==== RECORDS FOR THIS TASK ====

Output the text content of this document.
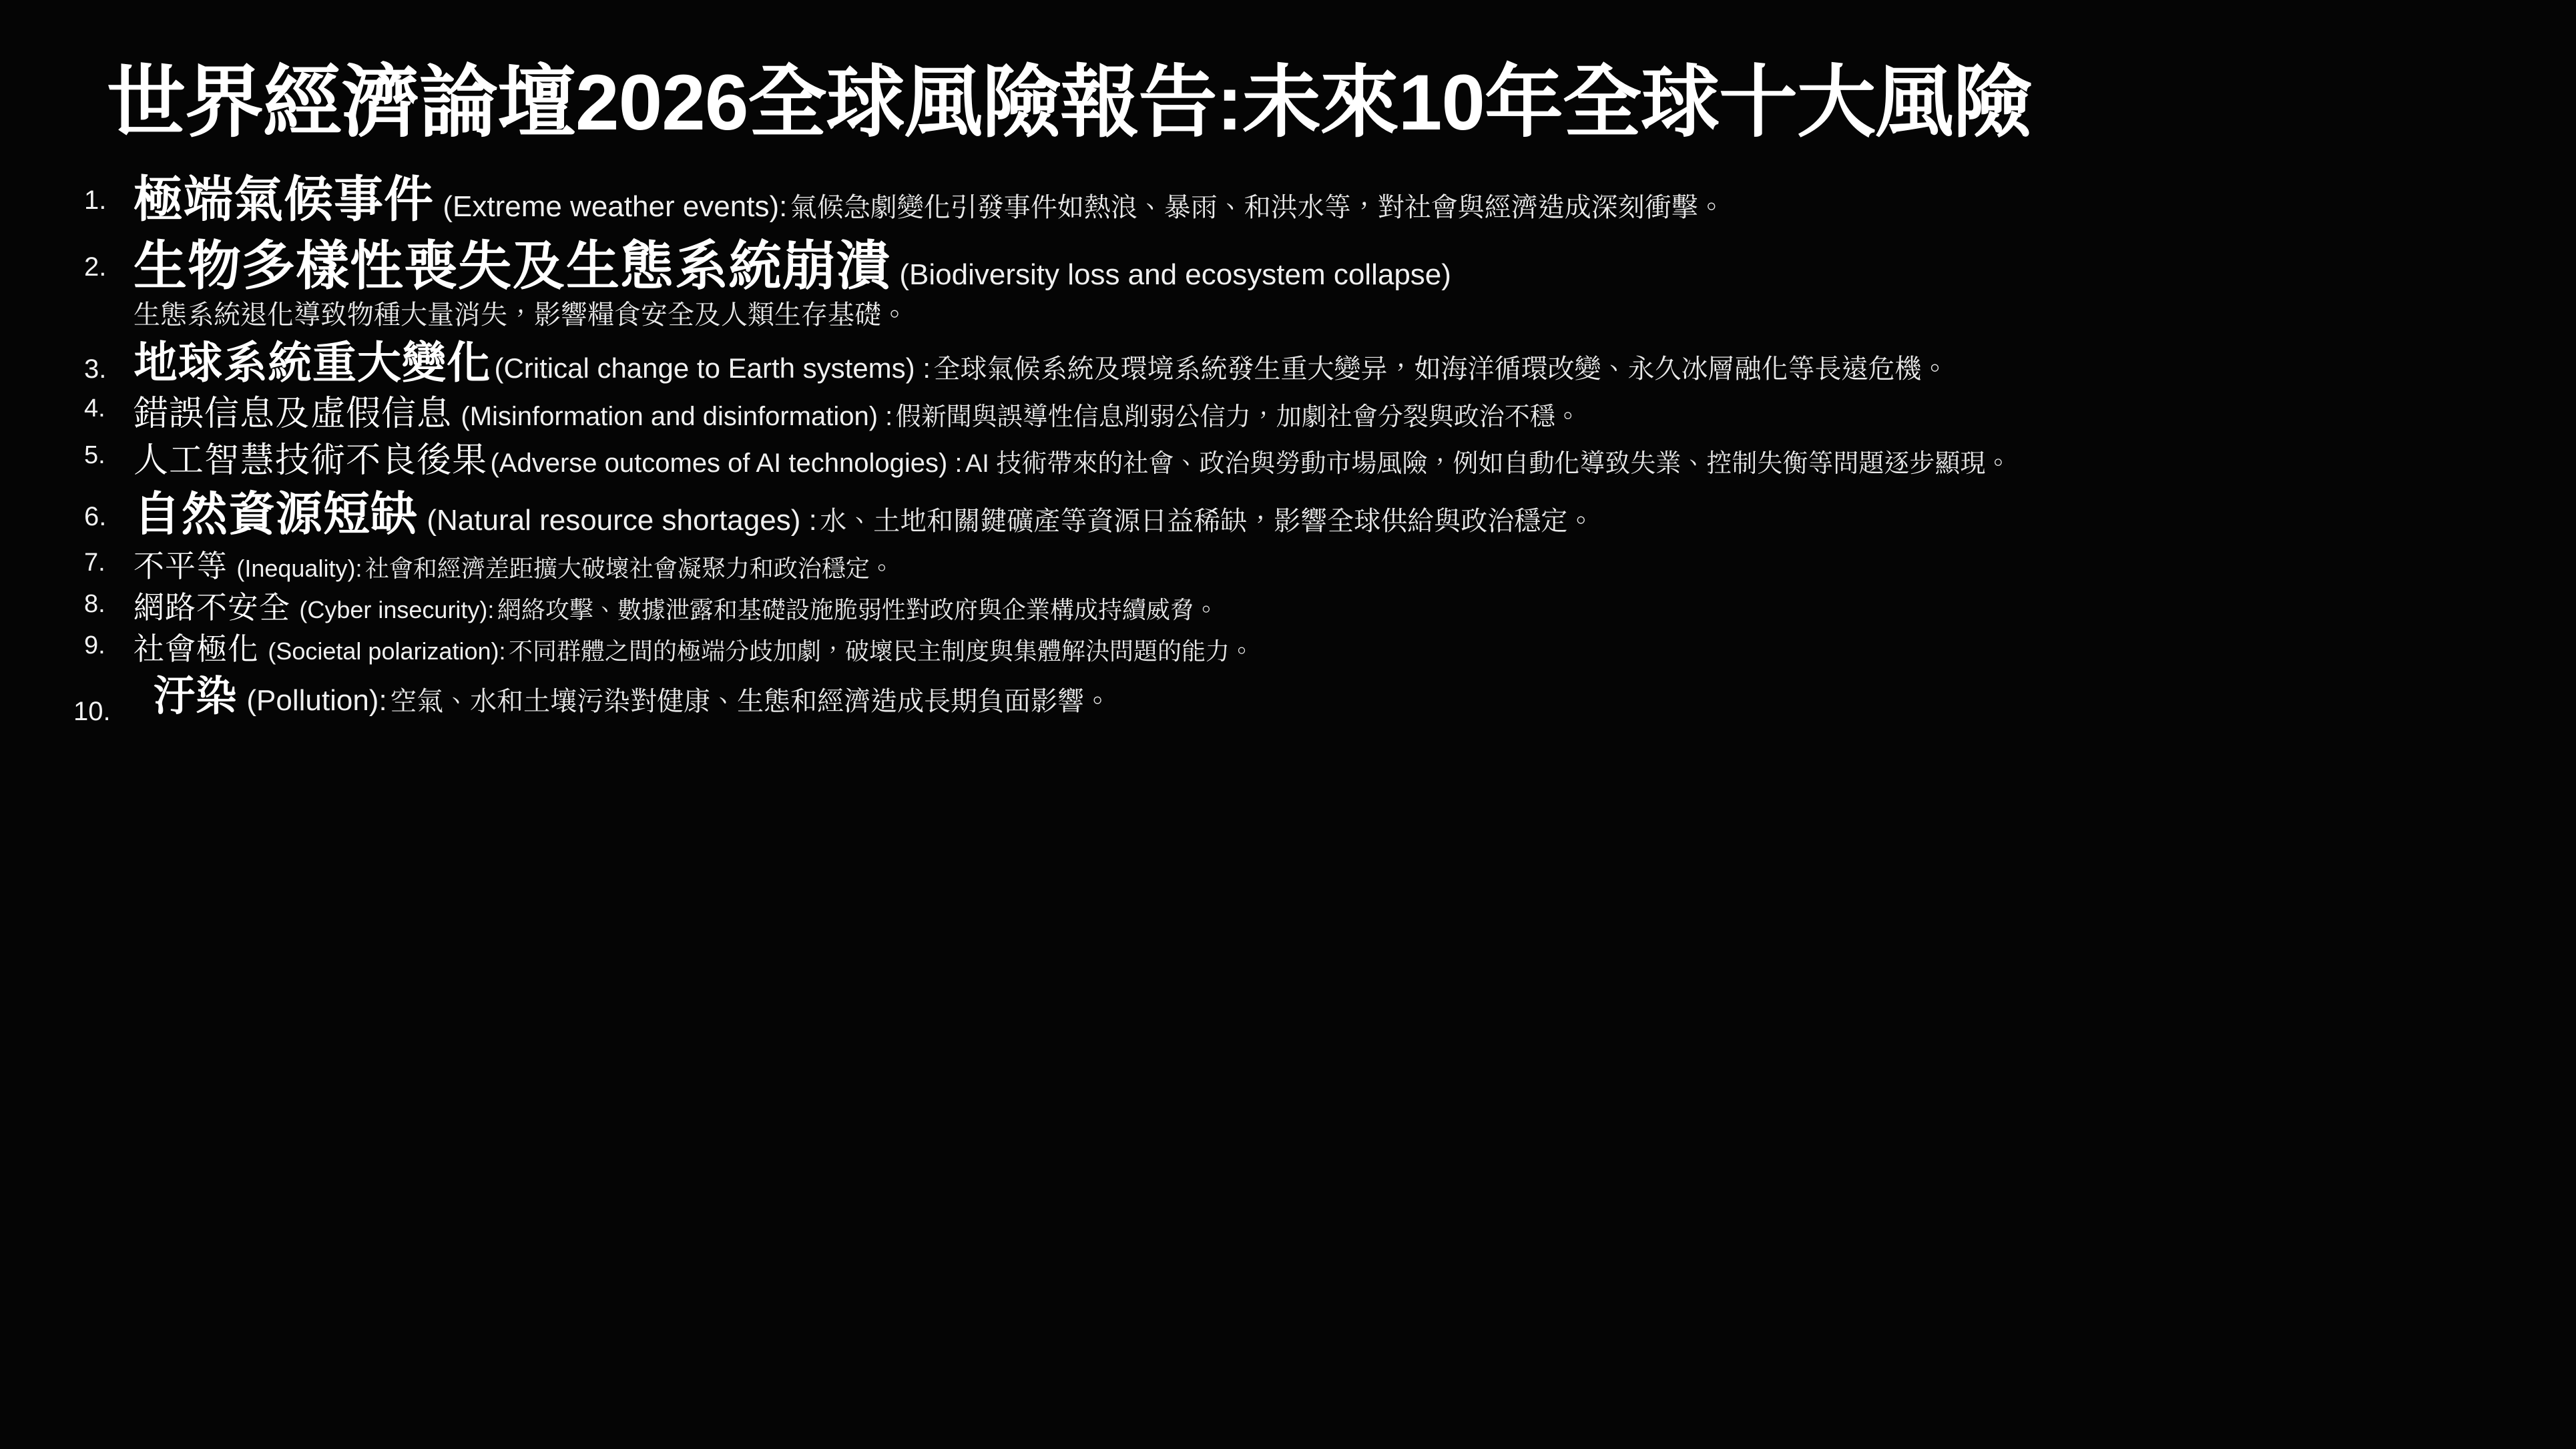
世界經濟論壇2026全球風險報告:未來10年全球十大風險
1. 極端氣候事件 (Extreme weather events): 氣候急劇變化引發事件如熱浪、暴雨、和洪水等，對社會與經濟造成深刻衝擊。
2. 生物多樣性喪失及生態系統崩潰 (Biodiversity loss and ecosystem collapse)
生態系統退化導致物種大量消失，影響糧食安全及人類生存基礎。
3. 地球系統重大變化 (Critical change to Earth systems) : 全球氣候系統及環境系統發生重大變异，如海洋循環改變、永久冰層融化等長遠危機。
4. 錯誤信息及虛假信息 (Misinformation and disinformation) : 假新聞與誤導性信息削弱公信力，加劇社會分裂與政治不穩。
5. 人工智慧技術不良後果 (Adverse outcomes of AI technologies) : AI 技術帶來的社會、政治與勞動市場風險，例如自動化導致失業、控制失衡等問題逐步顯現。
6. 自然資源短缺 (Natural resource shortages) : 水、土地和關鍵礦產等資源日益稀缺，影響全球供給與政治穩定。
7. 不平等 (Inequality): 社會和經濟差距擴大破壞社會凝聚力和政治穩定。
8. 網路不安全 (Cyber insecurity): 網絡攻擊、數據泄露和基礎設施脆弱性對政府與企業構成持續威脅。
9. 社會極化 (Societal polarization): 不同群體之間的極端分歧加劇，破壞民主制度與集體解決問題的能力。
10. 汙染 (Pollution): 空氣、水和土壤污染對健康、生態和經濟造成長期負面影響。
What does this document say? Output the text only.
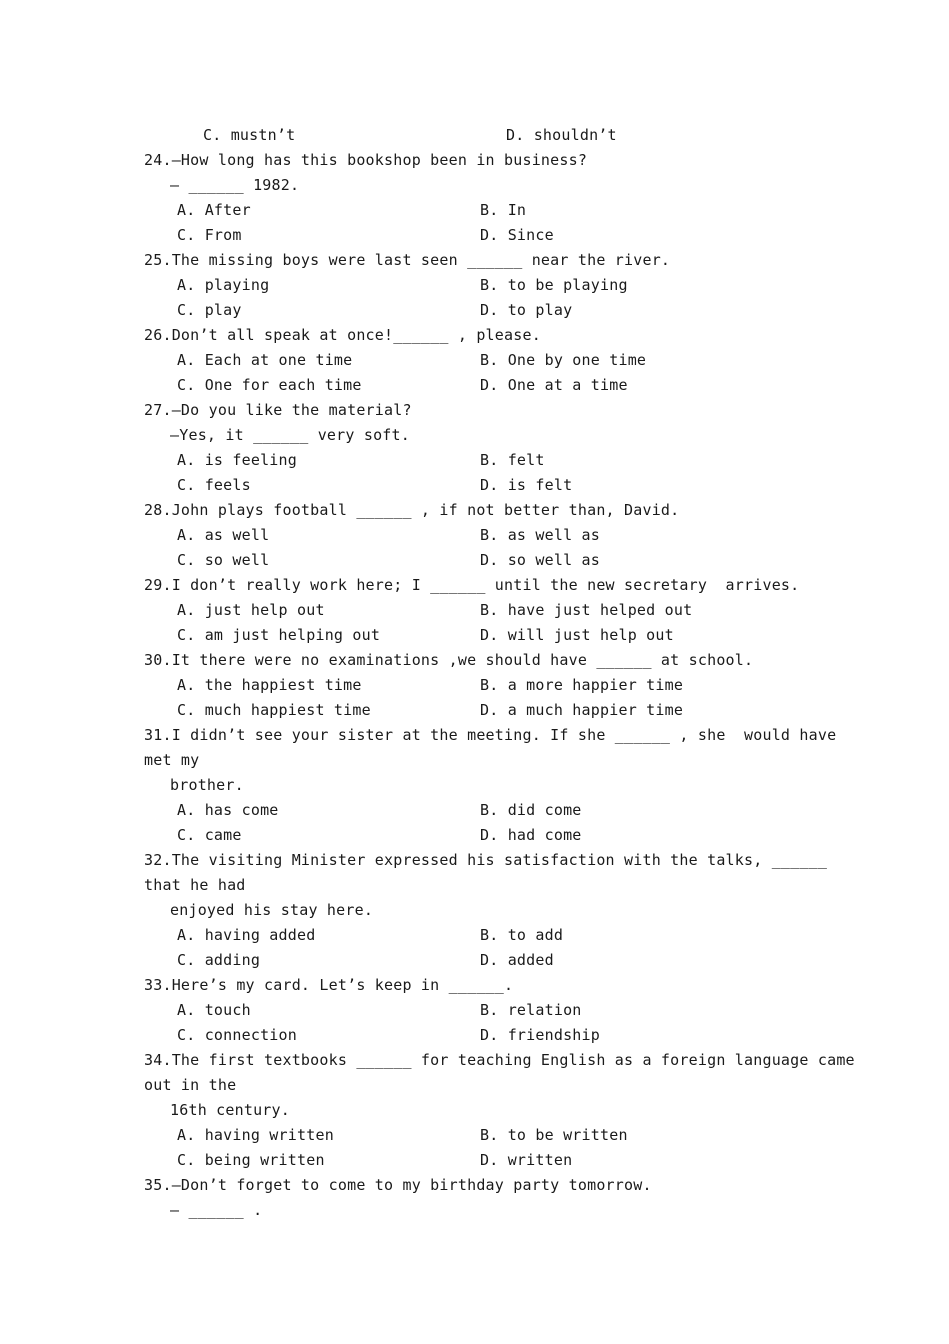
C. mustn’t	D. shouldn’t
24.—How long has this bookshop been in business?
— ______ 1982.
A. After	B. In
C. From	D. Since
25.The missing boys were last seen ______ near the river.
A. playing	B. to be playing
C. play	D. to play
26.Don’t all speak at once!______ , please.
A. Each at one time	B. One by one time
C. One for each time	D. One at a time
27.—Do you like the material?
—Yes, it ______ very soft.
A. is feeling	B. felt
C. feels	D. is felt
28.John plays football ______ , if not better than, David.
A. as well	B. as well as
C. so well	D. so well as
29.I don’t really work here; I ______ until the new secretary  arrives.
A. just help out	B. have just helped out
C. am just helping out	D. will just help out
30.It there were no examinations ,we should have ______ at school.
A. the happiest time	B. a more happier time
C. much happiest time	D. a much happier time
31.I didn’t see your sister at the meeting. If she ______ , she  would have
met my
brother.
A. has come	B. did come
C. came	D. had come
32.The visiting Minister expressed his satisfaction with the talks, ______
that he had
enjoyed his stay here.
A. having added	B. to add
C. adding	D. added
33.Here’s my card. Let’s keep in ______.
A. touch	B. relation
C. connection	D. friendship
34.The first textbooks ______ for teaching English as a foreign language came
out in the
16th century.
A. having written	B. to be written
C. being written	D. written
35.—Don’t forget to come to my birthday party tomorrow.
— ______ .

====

- _TO BE DONE_:
Except for the pictures, reproduce every line exactly.

- _WRITTEN REPLY_:
Output the text content of this document.
世界經濟論壇2026全球風險報告:未來10年全球十大風險
1. 極端氣候事件 (Extreme weather events): 氣候急劇變化引發事件如熱浪、暴雨、和洪水等，對社會與經濟造成深刻衝擊。
2. 生物多樣性喪失及生態系統崩潰 (Biodiversity loss and ecosystem collapse)
生態系統退化導致物種大量消失，影響糧食安全及人類生存基礎。
3. 地球系統重大變化 (Critical change to Earth systems) : 全球氣候系統及環境系統發生重大變异，如海洋循環改變、永久冰層融化等長遠危機。
4. 錯誤信息及虛假信息 (Misinformation and disinformation) : 假新聞與誤導性信息削弱公信力，加劇社會分裂與政治不穩。
5. 人工智慧技術不良後果 (Adverse outcomes of AI technologies) : AI 技術帶來的社會、政治與勞動市場風險，例如自動化導致失業、控制失衡等問題逐步顯現。
6. 自然資源短缺 (Natural resource shortages) : 水、土地和關鍵礦產等資源日益稀缺，影響全球供給與政治穩定。
7. 不平等 (Inequality): 社會和經濟差距擴大破壞社會凝聚力和政治穩定。
8. 網路不安全 (Cyber insecurity): 網絡攻擊、數據泄露和基礎設施脆弱性對政府與企業構成持續威脅。
9. 社會極化 (Societal polarization): 不同群體之間的極端分歧加劇，破壞民主制度與集體解決問題的能力。
10. 汙染 (Pollution): 空氣、水和土壤污染對健康、生態和經濟造成長期負面影響。
What does this document say? Output the text only.
C. mustn’t	D. shouldn’t
24.—How long has this bookshop been in business?
— ______ 1982.
A. After	B. In
C. From	D. Since
25.The missing boys were last seen ______ near the river.
A. playing	B. to be playing
C. play	D. to play
26.Don’t all speak at once!______ , please.
A. Each at one time	B. One by one time
C. One for each time	D. One at a time
27.—Do you like the material?
—Yes, it ______ very soft.
A. is feeling	B. felt
C. feels	D. is felt
28.John plays football ______ , if not better than, David.
A. as well	B. as well as
C. so well	D. so well as
29.I don’t really work here; I ______ until the new secretary  arrives.
A. just help out	B. have just helped out
C. am just helping out	D. will just help out
30.It there were no examinations ,we should have ______ at school.
A. the happiest time	B. a more happier time
C. much happiest time	D. a much happier time
31.I didn’t see your sister at the meeting. If she ______ , she  would have
met my
brother.
A. has come	B. did come
C. came	D. had come
32.The visiting Minister expressed his satisfaction with the talks, ______
that he had
enjoyed his stay here.
A. having added	B. to add
C. adding	D. added
33.Here’s my card. Let’s keep in ______.
A. touch	B. relation
C. connection	D. friendship
34.The first textbooks ______ for teaching English as a foreign language came
out in the
16th century.
A. having written	B. to be written
C. being written	D. written
35.—Don’t forget to come to my birthday party tomorrow.
— ______ .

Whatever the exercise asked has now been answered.